Obama e l'Isis il momento della svolta

Nella capitale malese, Barack Obama annuncia una svolta nel conflitto contro l'Isis, affermando in termini perentori che lo Stato Islamico deve essere distrutto sul campo. Gli Usa non avrebbero alcun problema a vincere la guerra. Più difficile pensare a come potrebbero gestire e "vincere" la pace.

Editoriali 24_11_2015
Barack Obama

Chissà mai perché ha scelto per annunciarla Kuala Lampur - ove si trovava per l’annuale riunione dei capi di stato e di governo dell’Associazione dei Paesi del Sudest asiatico, Asean – ma sta di fatto che dalla capitale malese Barack Obama ha annunciato una radicale svolta della politica del suo governo riguardo all’Isis. “Distruggemo l’Isis sul campo di battaglia senza rinunciare ai nostri valori, grazie alla nostra coalizione (…)", ha dichiarato con tono perentorio il presidente americano.

============

Richiesta:
Ricopia per intero, senza alcuna modifica, il brano su Obama e l'Isis. L'elenco riportato più avanti non serve.

Estratto della fonte:
============

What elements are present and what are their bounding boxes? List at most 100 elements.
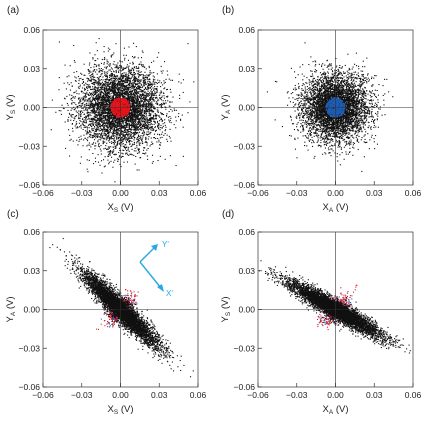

============

Risposta:
Obama e l'Isis il momento della svolta

Nella capitale malese, Barack Obama annuncia una svolta nel conflitto contro l'Isis, affermando in termini perentori che lo Stato Islamico deve essere distrutto sul campo. Gli Usa non avrebbero alcun problema a vincere la guerra. Più difficile pensare a come potrebbero gestire e "vincere" la pace.

Editoriali 24_11_2015
Barack Obama

Chissà mai perché ha scelto per annunciarla Kuala Lampur - ove si trovava per l’annuale riunione dei capi di stato e di governo dell’Associazione dei Paesi del Sudest asiatico, Asean – ma sta di fatto che dalla capitale malese Barack Obama ha annunciato una radicale svolta della politica del suo governo riguardo all’Isis. “Distruggemo l’Isis sul campo di battaglia senza rinunciare ai nostri valori, grazie alla nostra coalizione (…)", ha dichiarato con tono perentorio il presidente americano.